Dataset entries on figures
------------------------------------------------------------
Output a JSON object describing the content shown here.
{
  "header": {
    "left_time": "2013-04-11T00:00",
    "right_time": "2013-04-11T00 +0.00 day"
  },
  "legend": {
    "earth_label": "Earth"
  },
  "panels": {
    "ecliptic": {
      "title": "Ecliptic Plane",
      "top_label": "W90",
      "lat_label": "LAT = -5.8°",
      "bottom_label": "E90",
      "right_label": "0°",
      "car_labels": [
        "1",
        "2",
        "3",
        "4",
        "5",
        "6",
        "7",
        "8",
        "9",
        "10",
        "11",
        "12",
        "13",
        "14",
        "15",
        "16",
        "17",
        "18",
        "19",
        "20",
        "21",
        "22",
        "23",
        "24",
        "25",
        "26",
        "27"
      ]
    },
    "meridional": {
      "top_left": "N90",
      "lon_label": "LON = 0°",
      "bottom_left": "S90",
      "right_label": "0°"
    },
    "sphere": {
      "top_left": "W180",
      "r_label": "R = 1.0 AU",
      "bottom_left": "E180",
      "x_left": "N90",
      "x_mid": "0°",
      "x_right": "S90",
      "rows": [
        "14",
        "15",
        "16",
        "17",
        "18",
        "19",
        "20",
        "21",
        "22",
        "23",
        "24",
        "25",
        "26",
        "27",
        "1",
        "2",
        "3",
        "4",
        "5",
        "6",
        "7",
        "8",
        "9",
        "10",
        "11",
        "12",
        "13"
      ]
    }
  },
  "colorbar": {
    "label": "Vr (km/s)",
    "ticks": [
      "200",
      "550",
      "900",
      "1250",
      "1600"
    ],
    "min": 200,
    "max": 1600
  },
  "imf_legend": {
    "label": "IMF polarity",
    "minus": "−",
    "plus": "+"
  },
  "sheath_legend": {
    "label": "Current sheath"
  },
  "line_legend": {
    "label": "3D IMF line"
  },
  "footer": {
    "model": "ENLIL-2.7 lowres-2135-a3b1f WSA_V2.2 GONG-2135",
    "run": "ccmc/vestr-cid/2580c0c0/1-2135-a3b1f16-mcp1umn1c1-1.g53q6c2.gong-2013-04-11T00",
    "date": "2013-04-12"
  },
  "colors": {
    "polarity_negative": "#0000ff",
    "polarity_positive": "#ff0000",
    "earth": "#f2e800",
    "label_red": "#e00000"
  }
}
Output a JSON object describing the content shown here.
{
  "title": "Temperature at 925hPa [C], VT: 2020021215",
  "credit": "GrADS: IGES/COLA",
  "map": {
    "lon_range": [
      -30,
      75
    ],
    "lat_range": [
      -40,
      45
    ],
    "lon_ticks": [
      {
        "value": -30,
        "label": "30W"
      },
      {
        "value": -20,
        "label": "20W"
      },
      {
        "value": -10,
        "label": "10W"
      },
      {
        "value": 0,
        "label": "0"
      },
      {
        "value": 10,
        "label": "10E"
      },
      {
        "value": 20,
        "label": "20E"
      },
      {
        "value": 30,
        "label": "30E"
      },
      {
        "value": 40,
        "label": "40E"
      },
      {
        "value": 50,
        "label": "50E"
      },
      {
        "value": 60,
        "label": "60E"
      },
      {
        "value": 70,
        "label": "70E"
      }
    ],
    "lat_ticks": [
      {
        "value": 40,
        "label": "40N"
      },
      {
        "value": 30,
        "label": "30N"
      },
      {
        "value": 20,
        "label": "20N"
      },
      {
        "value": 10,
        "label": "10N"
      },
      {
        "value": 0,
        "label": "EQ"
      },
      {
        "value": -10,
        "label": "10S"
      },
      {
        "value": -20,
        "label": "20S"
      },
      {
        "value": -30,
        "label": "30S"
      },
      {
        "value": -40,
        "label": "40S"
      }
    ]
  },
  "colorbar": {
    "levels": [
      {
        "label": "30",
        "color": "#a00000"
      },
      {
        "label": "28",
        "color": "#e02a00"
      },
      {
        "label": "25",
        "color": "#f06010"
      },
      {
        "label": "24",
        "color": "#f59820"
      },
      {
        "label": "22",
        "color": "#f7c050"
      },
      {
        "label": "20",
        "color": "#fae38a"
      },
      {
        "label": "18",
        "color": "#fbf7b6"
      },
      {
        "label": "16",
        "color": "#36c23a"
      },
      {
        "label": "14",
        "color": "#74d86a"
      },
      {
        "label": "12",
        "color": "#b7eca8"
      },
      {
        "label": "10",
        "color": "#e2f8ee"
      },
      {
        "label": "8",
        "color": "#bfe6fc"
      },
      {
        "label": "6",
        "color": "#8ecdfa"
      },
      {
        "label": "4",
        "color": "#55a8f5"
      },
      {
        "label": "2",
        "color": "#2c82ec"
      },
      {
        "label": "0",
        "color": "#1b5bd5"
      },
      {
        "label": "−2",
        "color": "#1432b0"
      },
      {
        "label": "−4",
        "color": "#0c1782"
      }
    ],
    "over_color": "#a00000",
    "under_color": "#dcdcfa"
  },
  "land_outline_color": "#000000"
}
------------------------------------------------------------
| Given exercise |
Would you copy out each line exactly as written?

| Exercise output |
Output a JSON object describing the content shown here.
{
  "header": {
    "left_time": "2013-04-11T00:00",
    "right_time": "2013-04-11T00 +0.00 day"
  },
  "legend": {
    "earth_label": "Earth"
  },
  "panels": {
    "ecliptic": {
      "title": "Ecliptic Plane",
      "top_label": "W90",
      "lat_label": "LAT = -5.8°",
      "bottom_label": "E90",
      "right_label": "0°",
      "car_labels": [
        "1",
        "2",
        "3",
        "4",
        "5",
        "6",
        "7",
        "8",
        "9",
        "10",
        "11",
        "12",
        "13",
        "14",
        "15",
        "16",
        "17",
        "18",
        "19",
        "20",
        "21",
        "22",
        "23",
        "24",
        "25",
        "26",
        "27"
      ]
    },
    "meridional": {
      "top_left": "N90",
      "lon_label": "LON = 0°",
      "bottom_left": "S90",
      "right_label": "0°"
    },
    "sphere": {
      "top_left": "W180",
      "r_label": "R = 1.0 AU",
      "bottom_left": "E180",
      "x_left": "N90",
      "x_mid": "0°",
      "x_right": "S90",
      "rows": [
        "14",
        "15",
        "16",
        "17",
        "18",
        "19",
        "20",
        "21",
        "22",
        "23",
        "24",
        "25",
        "26",
        "27",
        "1",
        "2",
        "3",
        "4",
        "5",
        "6",
        "7",
        "8",
        "9",
        "10",
        "11",
        "12",
        "13"
      ]
    }
  },
  "colorbar": {
    "label": "Vr (km/s)",
    "ticks": [
      "200",
      "550",
      "900",
      "1250",
      "1600"
    ],
    "min": 200,
    "max": 1600
  },
  "imf_legend": {
    "label": "IMF polarity",
    "minus": "−",
    "plus": "+"
  },
  "sheath_legend": {
    "label": "Current sheath"
  },
  "line_legend": {
    "label": "3D IMF line"
  },
  "footer": {
    "model": "ENLIL-2.7 lowres-2135-a3b1f WSA_V2.2 GONG-2135",
    "run": "ccmc/vestr-cid/2580c0c0/1-2135-a3b1f16-mcp1umn1c1-1.g53q6c2.gong-2013-04-11T00",
    "date": "2013-04-12"
  },
  "colors": {
    "polarity_negative": "#0000ff",
    "polarity_positive": "#ff0000",
    "earth": "#f2e800",
    "label_red": "#e00000"
  }
}
Output a JSON object describing the content shown here.
{
  "title": "Temperature at 925hPa [C], VT: 2020021215",
  "credit": "GrADS: IGES/COLA",
  "map": {
    "lon_range": [
      -30,
      75
    ],
    "lat_range": [
      -40,
      45
    ],
    "lon_ticks": [
      {
        "value": -30,
        "label": "30W"
      },
      {
        "value": -20,
        "label": "20W"
      },
      {
        "value": -10,
        "label": "10W"
      },
      {
        "value": 0,
        "label": "0"
      },
      {
        "value": 10,
        "label": "10E"
      },
      {
        "value": 20,
        "label": "20E"
      },
      {
        "value": 30,
        "label": "30E"
      },
      {
        "value": 40,
        "label": "40E"
      },
      {
        "value": 50,
        "label": "50E"
      },
      {
        "value": 60,
        "label": "60E"
      },
      {
        "value": 70,
        "label": "70E"
      }
    ],
    "lat_ticks": [
      {
        "value": 40,
        "label": "40N"
      },
      {
        "value": 30,
        "label": "30N"
      },
      {
        "value": 20,
        "label": "20N"
      },
      {
        "value": 10,
        "label": "10N"
      },
      {
        "value": 0,
        "label": "EQ"
      },
      {
        "value": -10,
        "label": "10S"
      },
      {
        "value": -20,
        "label": "20S"
      },
      {
        "value": -30,
        "label": "30S"
      },
      {
        "value": -40,
        "label": "40S"
      }
    ]
  },
  "colorbar": {
    "levels": [
      {
        "label": "30",
        "color": "#a00000"
      },
      {
        "label": "28",
        "color": "#e02a00"
      },
      {
        "label": "25",
        "color": "#f06010"
      },
      {
        "label": "24",
        "color": "#f59820"
      },
      {
        "label": "22",
        "color": "#f7c050"
      },
      {
        "label": "20",
        "color": "#fae38a"
      },
      {
        "label": "18",
        "color": "#fbf7b6"
      },
      {
        "label": "16",
        "color": "#36c23a"
      },
      {
        "label": "14",
        "color": "#74d86a"
      },
      {
        "label": "12",
        "color": "#b7eca8"
      },
      {
        "label": "10",
        "color": "#e2f8ee"
      },
      {
        "label": "8",
        "color": "#bfe6fc"
      },
      {
        "label": "6",
        "color": "#8ecdfa"
      },
      {
        "label": "4",
        "color": "#55a8f5"
      },
      {
        "label": "2",
        "color": "#2c82ec"
      },
      {
        "label": "0",
        "color": "#1b5bd5"
      },
      {
        "label": "−2",
        "color": "#1432b0"
      },
      {
        "label": "−4",
        "color": "#0c1782"
      }
    ],
    "over_color": "#a00000",
    "under_color": "#dcdcfa"
  },
  "land_outline_color": "#000000"
}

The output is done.